- _Prompt_
Write out each line that follows exactly as it stands, without the pictures.
-- begin --
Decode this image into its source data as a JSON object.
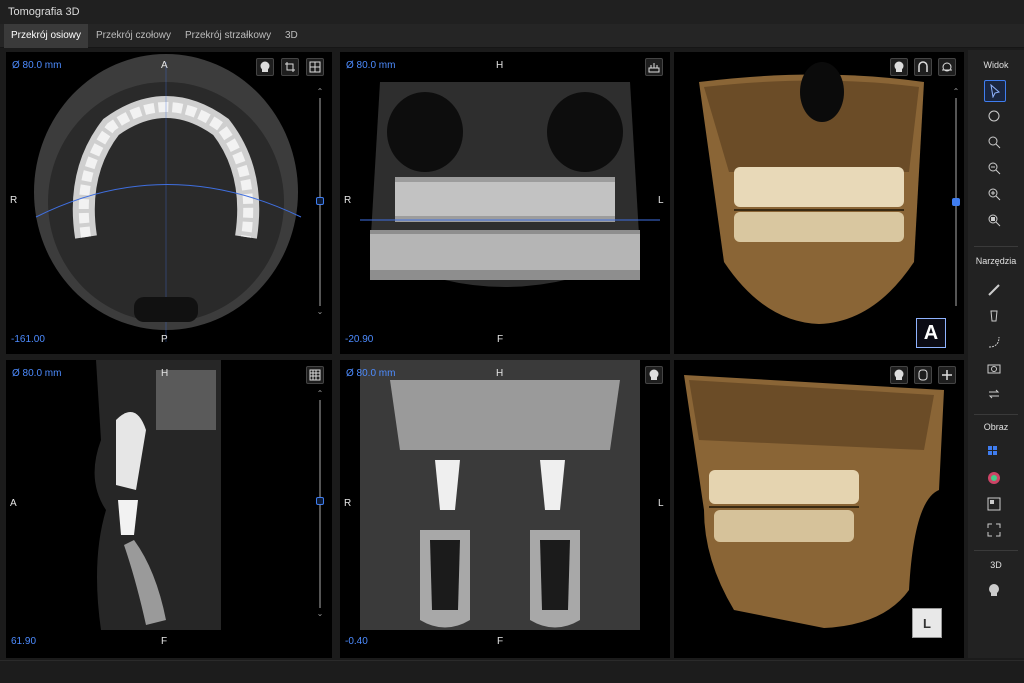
{
  "window": {
    "title": "Tomografia 3D"
  },
  "tabs": [
    {
      "label": "Przekrój osiowy",
      "active": true
    },
    {
      "label": "Przekrój czołowy",
      "active": false
    },
    {
      "label": "Przekrój strzałkowy",
      "active": false
    },
    {
      "label": "3D",
      "active": false
    }
  ],
  "panels": {
    "axial": {
      "diameter": "Ø 80.0 mm",
      "top": "A",
      "bottom": "P",
      "left": "R",
      "position": "-161.00",
      "icons": [
        "skull-icon",
        "crop-icon",
        "crosshair-icon"
      ]
    },
    "coronal": {
      "diameter": "Ø 80.0 mm",
      "top": "H",
      "bottom": "F",
      "left": "R",
      "right": "L",
      "position": "-20.90",
      "icons": [
        "ruler-icon"
      ]
    },
    "render_front": {
      "orientation_badge": "A",
      "icons": [
        "skull-icon",
        "head-outline-icon",
        "head-rotate-icon"
      ]
    },
    "sagittal": {
      "diameter": "Ø 80.0 mm",
      "top": "H",
      "bottom": "F",
      "left": "A",
      "position": "61.90",
      "icons": [
        "grid-icon"
      ]
    },
    "coronal2": {
      "diameter": "Ø 80.0 mm",
      "top": "H",
      "bottom": "F",
      "left": "R",
      "right": "L",
      "position": "-0.40",
      "icons": [
        "skull-icon"
      ]
    },
    "render_side": {
      "cube_label": "L",
      "icons": [
        "skull-icon",
        "head-front-icon",
        "clip-icon"
      ]
    }
  },
  "sidebar": {
    "sections": [
      {
        "title": "Widok",
        "tools": [
          "pointer-icon",
          "rotate-icon",
          "zoom-search-icon",
          "zoom-out-icon",
          "zoom-in-icon",
          "zoom-fit-icon"
        ]
      },
      {
        "title": "Narzędzia",
        "tools": [
          "ruler-icon",
          "implant-icon",
          "curve-icon",
          "camera-icon",
          "arrows-icon"
        ]
      },
      {
        "title": "Obraz",
        "tools": [
          "layout-grid-icon",
          "color-wheel-icon",
          "filter-icon",
          "expand-icon"
        ]
      },
      {
        "title": "3D",
        "tools": [
          "skull-3d-icon"
        ]
      }
    ]
  },
  "colors": {
    "accent": "#4d8cff",
    "bone": "#b68a4e",
    "panel_bg": "#000000"
  }
}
-- end --
- _Output of the task_
Decode this image into its source data as a JSON object.
{
  "window": {
    "title": "Tomografia 3D"
  },
  "tabs": [
    {
      "label": "Przekrój osiowy",
      "active": true
    },
    {
      "label": "Przekrój czołowy",
      "active": false
    },
    {
      "label": "Przekrój strzałkowy",
      "active": false
    },
    {
      "label": "3D",
      "active": false
    }
  ],
  "panels": {
    "axial": {
      "diameter": "Ø 80.0 mm",
      "top": "A",
      "bottom": "P",
      "left": "R",
      "position": "-161.00",
      "icons": [
        "skull-icon",
        "crop-icon",
        "crosshair-icon"
      ]
    },
    "coronal": {
      "diameter": "Ø 80.0 mm",
      "top": "H",
      "bottom": "F",
      "left": "R",
      "right": "L",
      "position": "-20.90",
      "icons": [
        "ruler-icon"
      ]
    },
    "render_front": {
      "orientation_badge": "A",
      "icons": [
        "skull-icon",
        "head-outline-icon",
        "head-rotate-icon"
      ]
    },
    "sagittal": {
      "diameter": "Ø 80.0 mm",
      "top": "H",
      "bottom": "F",
      "left": "A",
      "position": "61.90",
      "icons": [
        "grid-icon"
      ]
    },
    "coronal2": {
      "diameter": "Ø 80.0 mm",
      "top": "H",
      "bottom": "F",
      "left": "R",
      "right": "L",
      "position": "-0.40",
      "icons": [
        "skull-icon"
      ]
    },
    "render_side": {
      "cube_label": "L",
      "icons": [
        "skull-icon",
        "head-front-icon",
        "clip-icon"
      ]
    }
  },
  "sidebar": {
    "sections": [
      {
        "title": "Widok",
        "tools": [
          "pointer-icon",
          "rotate-icon",
          "zoom-search-icon",
          "zoom-out-icon",
          "zoom-in-icon",
          "zoom-fit-icon"
        ]
      },
      {
        "title": "Narzędzia",
        "tools": [
          "ruler-icon",
          "implant-icon",
          "curve-icon",
          "camera-icon",
          "arrows-icon"
        ]
      },
      {
        "title": "Obraz",
        "tools": [
          "layout-grid-icon",
          "color-wheel-icon",
          "filter-icon",
          "expand-icon"
        ]
      },
      {
        "title": "3D",
        "tools": [
          "skull-3d-icon"
        ]
      }
    ]
  },
  "colors": {
    "accent": "#4d8cff",
    "bone": "#b68a4e",
    "panel_bg": "#000000"
  }
}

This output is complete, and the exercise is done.